> What is asked
Present the following data again exactly as it is shown.

════════

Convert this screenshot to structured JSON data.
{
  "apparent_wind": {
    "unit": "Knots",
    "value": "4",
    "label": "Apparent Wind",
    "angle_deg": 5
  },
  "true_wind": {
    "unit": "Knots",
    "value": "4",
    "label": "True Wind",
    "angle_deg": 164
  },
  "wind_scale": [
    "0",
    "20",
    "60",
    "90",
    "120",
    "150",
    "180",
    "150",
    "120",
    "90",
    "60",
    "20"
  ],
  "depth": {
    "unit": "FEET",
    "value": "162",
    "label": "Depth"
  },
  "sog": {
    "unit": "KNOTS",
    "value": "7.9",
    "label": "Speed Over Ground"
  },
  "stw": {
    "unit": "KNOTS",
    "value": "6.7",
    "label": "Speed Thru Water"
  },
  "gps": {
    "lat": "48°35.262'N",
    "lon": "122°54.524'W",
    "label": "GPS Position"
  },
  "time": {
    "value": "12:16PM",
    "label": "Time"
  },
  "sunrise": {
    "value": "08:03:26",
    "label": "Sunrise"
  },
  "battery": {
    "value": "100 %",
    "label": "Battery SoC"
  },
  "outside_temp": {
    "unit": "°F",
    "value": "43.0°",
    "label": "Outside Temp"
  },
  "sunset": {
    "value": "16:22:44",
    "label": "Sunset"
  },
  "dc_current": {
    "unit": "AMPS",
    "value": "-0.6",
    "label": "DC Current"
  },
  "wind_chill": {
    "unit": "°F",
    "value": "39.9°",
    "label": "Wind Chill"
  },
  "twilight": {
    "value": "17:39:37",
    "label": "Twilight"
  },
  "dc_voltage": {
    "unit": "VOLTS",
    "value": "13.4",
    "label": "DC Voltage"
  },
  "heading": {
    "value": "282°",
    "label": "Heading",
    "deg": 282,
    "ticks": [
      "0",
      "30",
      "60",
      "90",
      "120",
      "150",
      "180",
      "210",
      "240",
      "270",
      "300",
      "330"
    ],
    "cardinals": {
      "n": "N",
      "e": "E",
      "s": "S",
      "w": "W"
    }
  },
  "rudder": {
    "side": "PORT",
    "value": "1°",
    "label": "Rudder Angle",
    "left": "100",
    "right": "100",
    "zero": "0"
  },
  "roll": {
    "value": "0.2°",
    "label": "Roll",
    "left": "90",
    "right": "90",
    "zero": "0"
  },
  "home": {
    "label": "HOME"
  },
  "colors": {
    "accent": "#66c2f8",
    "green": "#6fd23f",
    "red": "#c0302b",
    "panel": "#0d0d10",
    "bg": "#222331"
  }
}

════════

> Completed exercise
Convert this screenshot to structured JSON data.
{
  "apparent_wind": {
    "unit": "Knots",
    "value": "4",
    "label": "Apparent Wind",
    "angle_deg": 5
  },
  "true_wind": {
    "unit": "Knots",
    "value": "4",
    "label": "True Wind",
    "angle_deg": 164
  },
  "wind_scale": [
    "0",
    "20",
    "60",
    "90",
    "120",
    "150",
    "180",
    "150",
    "120",
    "90",
    "60",
    "20"
  ],
  "depth": {
    "unit": "FEET",
    "value": "162",
    "label": "Depth"
  },
  "sog": {
    "unit": "KNOTS",
    "value": "7.9",
    "label": "Speed Over Ground"
  },
  "stw": {
    "unit": "KNOTS",
    "value": "6.7",
    "label": "Speed Thru Water"
  },
  "gps": {
    "lat": "48°35.262'N",
    "lon": "122°54.524'W",
    "label": "GPS Position"
  },
  "time": {
    "value": "12:16PM",
    "label": "Time"
  },
  "sunrise": {
    "value": "08:03:26",
    "label": "Sunrise"
  },
  "battery": {
    "value": "100 %",
    "label": "Battery SoC"
  },
  "outside_temp": {
    "unit": "°F",
    "value": "43.0°",
    "label": "Outside Temp"
  },
  "sunset": {
    "value": "16:22:44",
    "label": "Sunset"
  },
  "dc_current": {
    "unit": "AMPS",
    "value": "-0.6",
    "label": "DC Current"
  },
  "wind_chill": {
    "unit": "°F",
    "value": "39.9°",
    "label": "Wind Chill"
  },
  "twilight": {
    "value": "17:39:37",
    "label": "Twilight"
  },
  "dc_voltage": {
    "unit": "VOLTS",
    "value": "13.4",
    "label": "DC Voltage"
  },
  "heading": {
    "value": "282°",
    "label": "Heading",
    "deg": 282,
    "ticks": [
      "0",
      "30",
      "60",
      "90",
      "120",
      "150",
      "180",
      "210",
      "240",
      "270",
      "300",
      "330"
    ],
    "cardinals": {
      "n": "N",
      "e": "E",
      "s": "S",
      "w": "W"
    }
  },
  "rudder": {
    "side": "PORT",
    "value": "1°",
    "label": "Rudder Angle",
    "left": "100",
    "right": "100",
    "zero": "0"
  },
  "roll": {
    "value": "0.2°",
    "label": "Roll",
    "left": "90",
    "right": "90",
    "zero": "0"
  },
  "home": {
    "label": "HOME"
  },
  "colors": {
    "accent": "#66c2f8",
    "green": "#6fd23f",
    "red": "#c0302b",
    "panel": "#0d0d10",
    "bg": "#222331"
  }
}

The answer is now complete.